• DIRECTIONS FOR THIS TASK:
All entries must be repeated exactly; do not include the pictures.

• PROVIDED RECORDS:
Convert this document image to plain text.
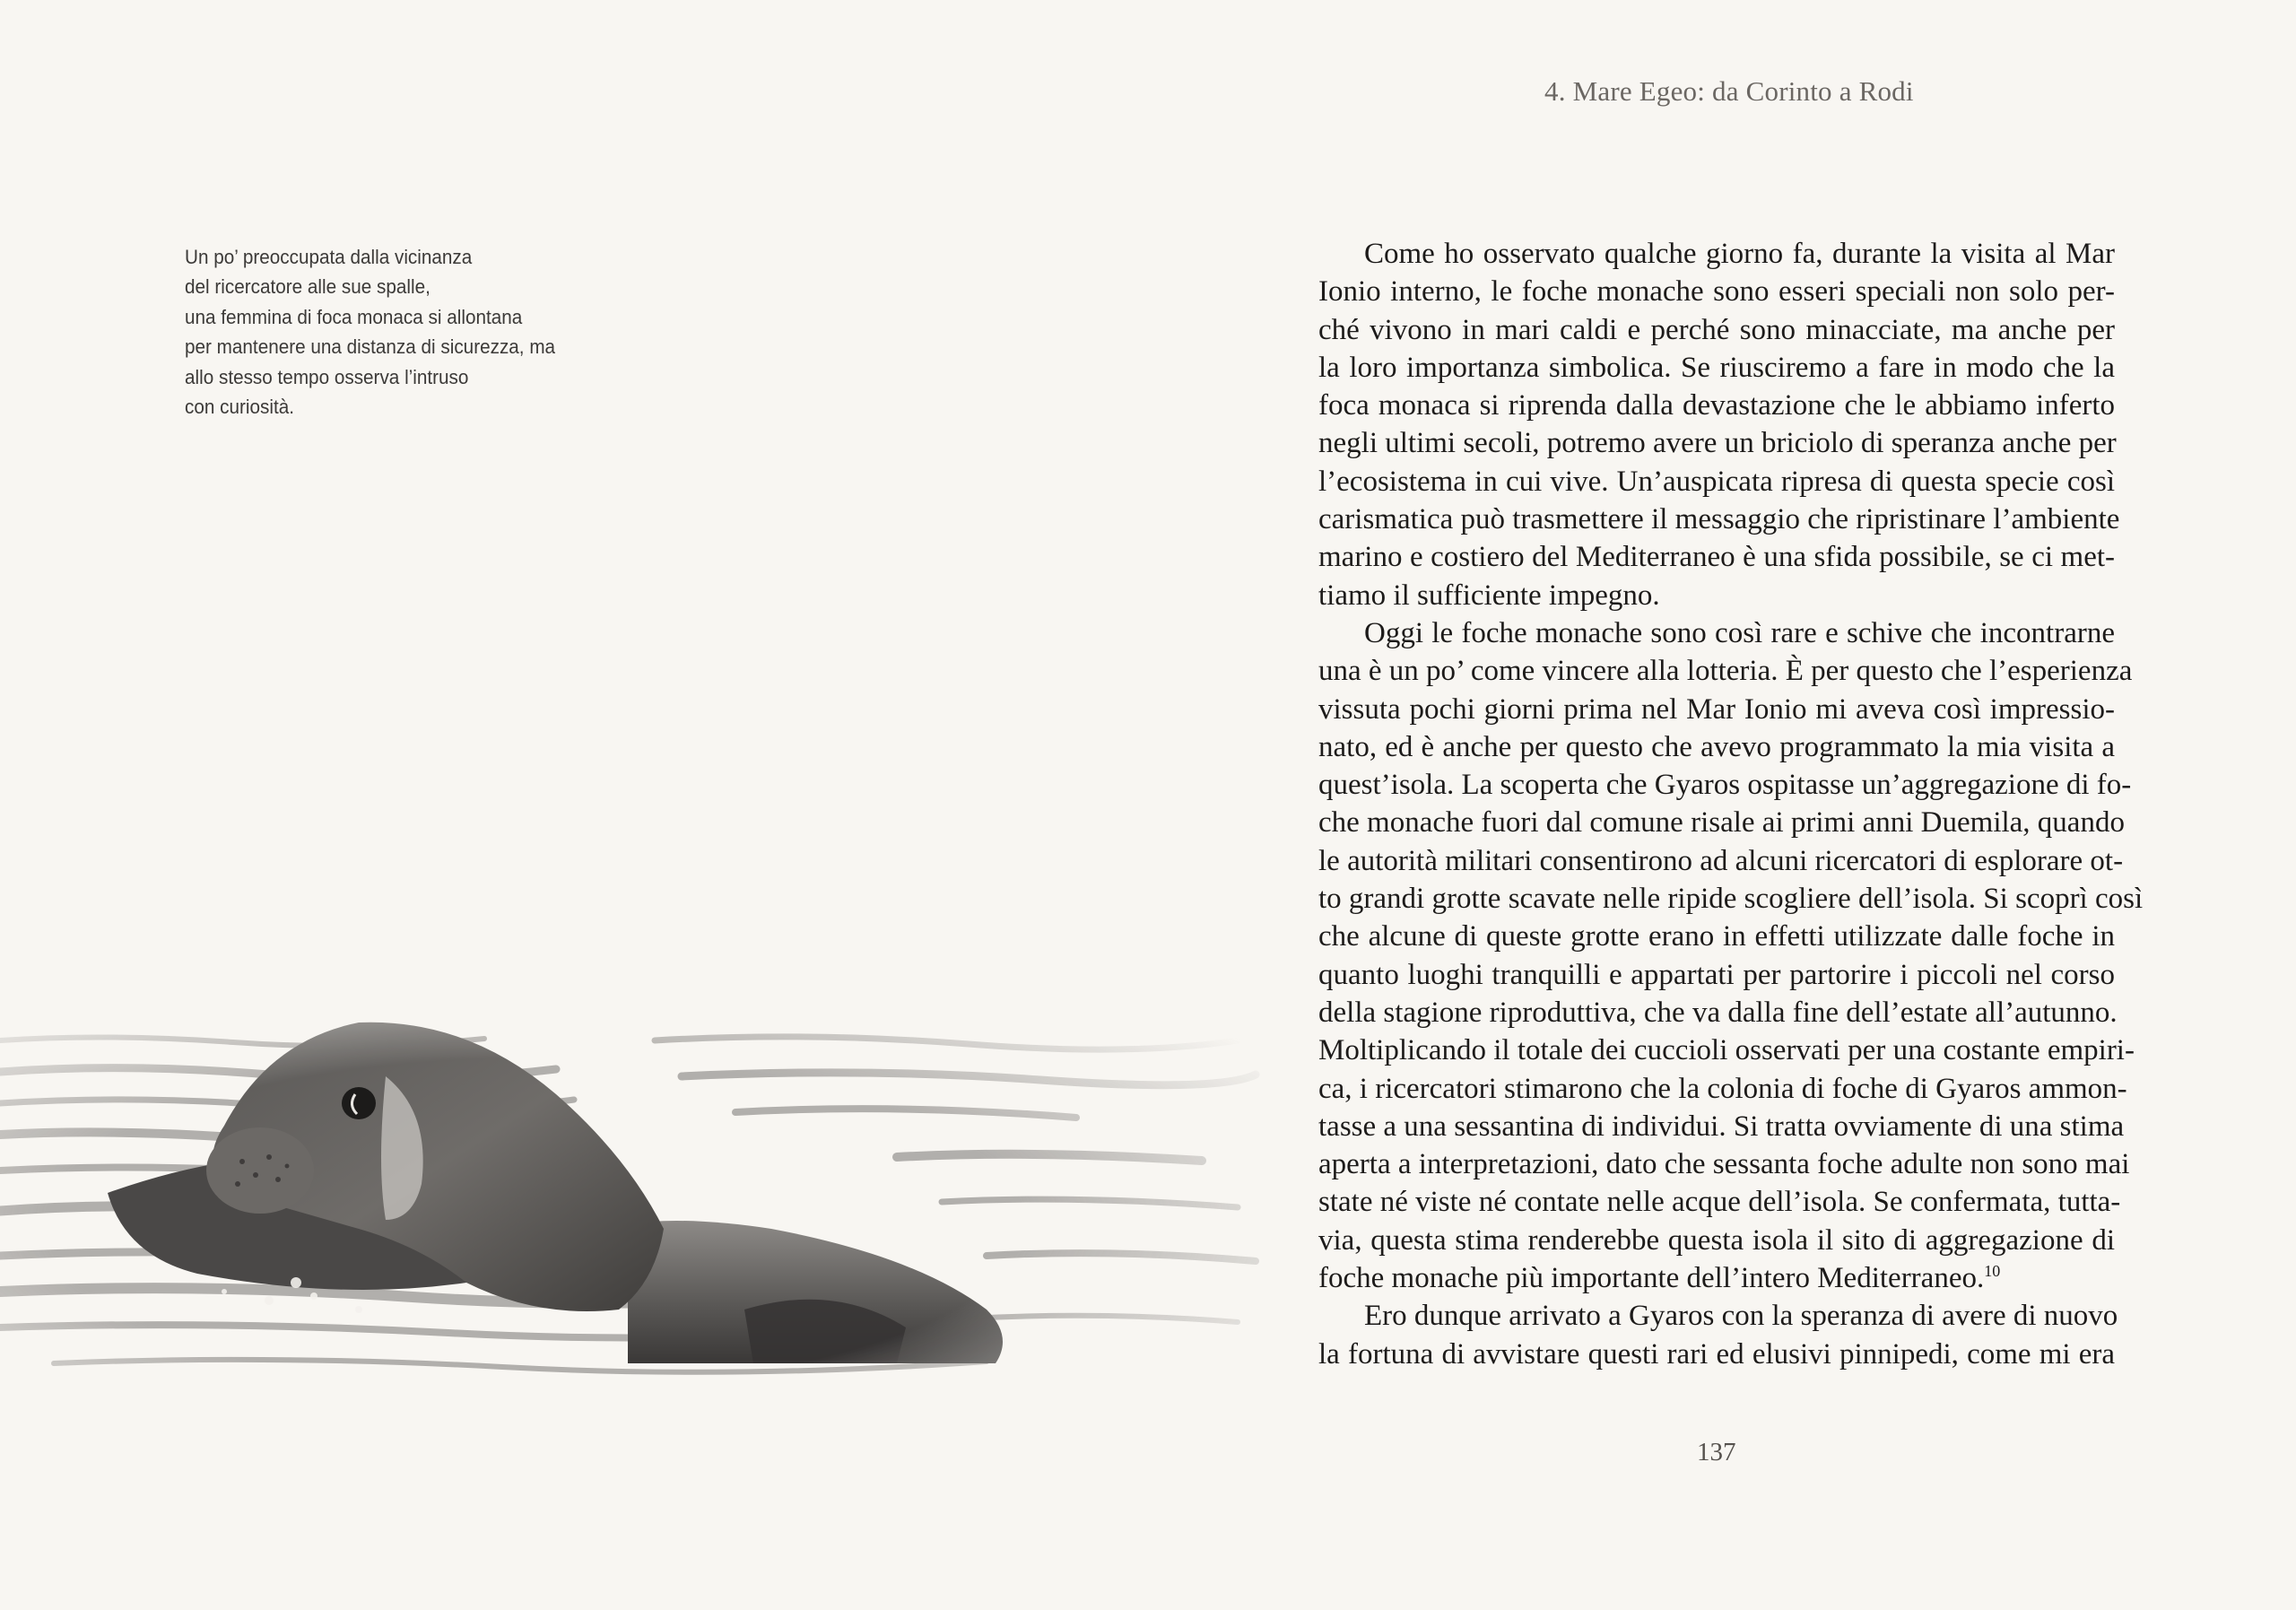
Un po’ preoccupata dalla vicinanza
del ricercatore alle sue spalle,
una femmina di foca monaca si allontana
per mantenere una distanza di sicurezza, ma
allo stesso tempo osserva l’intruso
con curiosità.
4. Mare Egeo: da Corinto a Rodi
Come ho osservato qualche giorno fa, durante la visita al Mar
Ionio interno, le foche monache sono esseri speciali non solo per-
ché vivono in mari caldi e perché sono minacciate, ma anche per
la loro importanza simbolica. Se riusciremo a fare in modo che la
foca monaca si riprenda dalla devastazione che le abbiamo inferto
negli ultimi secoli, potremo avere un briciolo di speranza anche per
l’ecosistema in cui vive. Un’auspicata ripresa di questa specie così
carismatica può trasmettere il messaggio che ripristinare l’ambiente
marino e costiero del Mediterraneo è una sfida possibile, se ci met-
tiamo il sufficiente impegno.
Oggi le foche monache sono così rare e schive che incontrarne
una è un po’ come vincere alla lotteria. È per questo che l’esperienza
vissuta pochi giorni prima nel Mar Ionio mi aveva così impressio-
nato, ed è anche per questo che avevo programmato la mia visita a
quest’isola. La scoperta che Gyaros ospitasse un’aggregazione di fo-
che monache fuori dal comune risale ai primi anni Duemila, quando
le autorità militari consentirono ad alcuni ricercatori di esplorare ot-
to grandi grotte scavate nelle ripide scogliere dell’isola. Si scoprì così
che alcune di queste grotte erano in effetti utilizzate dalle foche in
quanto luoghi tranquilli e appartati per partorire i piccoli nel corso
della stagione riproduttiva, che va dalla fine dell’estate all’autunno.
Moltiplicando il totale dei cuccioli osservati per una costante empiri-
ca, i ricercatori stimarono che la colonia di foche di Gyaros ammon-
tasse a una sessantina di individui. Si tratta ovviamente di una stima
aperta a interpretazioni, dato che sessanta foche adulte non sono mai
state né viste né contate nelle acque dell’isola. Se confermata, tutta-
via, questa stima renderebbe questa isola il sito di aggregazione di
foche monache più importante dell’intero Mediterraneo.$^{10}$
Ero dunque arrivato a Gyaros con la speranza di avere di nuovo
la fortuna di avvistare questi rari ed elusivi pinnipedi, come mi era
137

• SOLUTION TO THE EXERCISE:
Convert this document image to plain text.
Un po’ preoccupata dalla vicinanza
del ricercatore alle sue spalle,
una femmina di foca monaca si allontana
per mantenere una distanza di sicurezza, ma
allo stesso tempo osserva l’intruso
con curiosità.
4. Mare Egeo: da Corinto a Rodi
Come ho osservato qualche giorno fa, durante la visita al Mar
Ionio interno, le foche monache sono esseri speciali non solo per-
ché vivono in mari caldi e perché sono minacciate, ma anche per
la loro importanza simbolica. Se riusciremo a fare in modo che la
foca monaca si riprenda dalla devastazione che le abbiamo inferto
negli ultimi secoli, potremo avere un briciolo di speranza anche per
l’ecosistema in cui vive. Un’auspicata ripresa di questa specie così
carismatica può trasmettere il messaggio che ripristinare l’ambiente
marino e costiero del Mediterraneo è una sfida possibile, se ci met-
tiamo il sufficiente impegno.
Oggi le foche monache sono così rare e schive che incontrarne
una è un po’ come vincere alla lotteria. È per questo che l’esperienza
vissuta pochi giorni prima nel Mar Ionio mi aveva così impressio-
nato, ed è anche per questo che avevo programmato la mia visita a
quest’isola. La scoperta che Gyaros ospitasse un’aggregazione di fo-
che monache fuori dal comune risale ai primi anni Duemila, quando
le autorità militari consentirono ad alcuni ricercatori di esplorare ot-
to grandi grotte scavate nelle ripide scogliere dell’isola. Si scoprì così
che alcune di queste grotte erano in effetti utilizzate dalle foche in
quanto luoghi tranquilli e appartati per partorire i piccoli nel corso
della stagione riproduttiva, che va dalla fine dell’estate all’autunno.
Moltiplicando il totale dei cuccioli osservati per una costante empiri-
ca, i ricercatori stimarono che la colonia di foche di Gyaros ammon-
tasse a una sessantina di individui. Si tratta ovviamente di una stima
aperta a interpretazioni, dato che sessanta foche adulte non sono mai
state né viste né contate nelle acque dell’isola. Se confermata, tutta-
via, questa stima renderebbe questa isola il sito di aggregazione di
foche monache più importante dell’intero Mediterraneo.$^{10}$
Ero dunque arrivato a Gyaros con la speranza di avere di nuovo
la fortuna di avvistare questi rari ed elusivi pinnipedi, come mi era
137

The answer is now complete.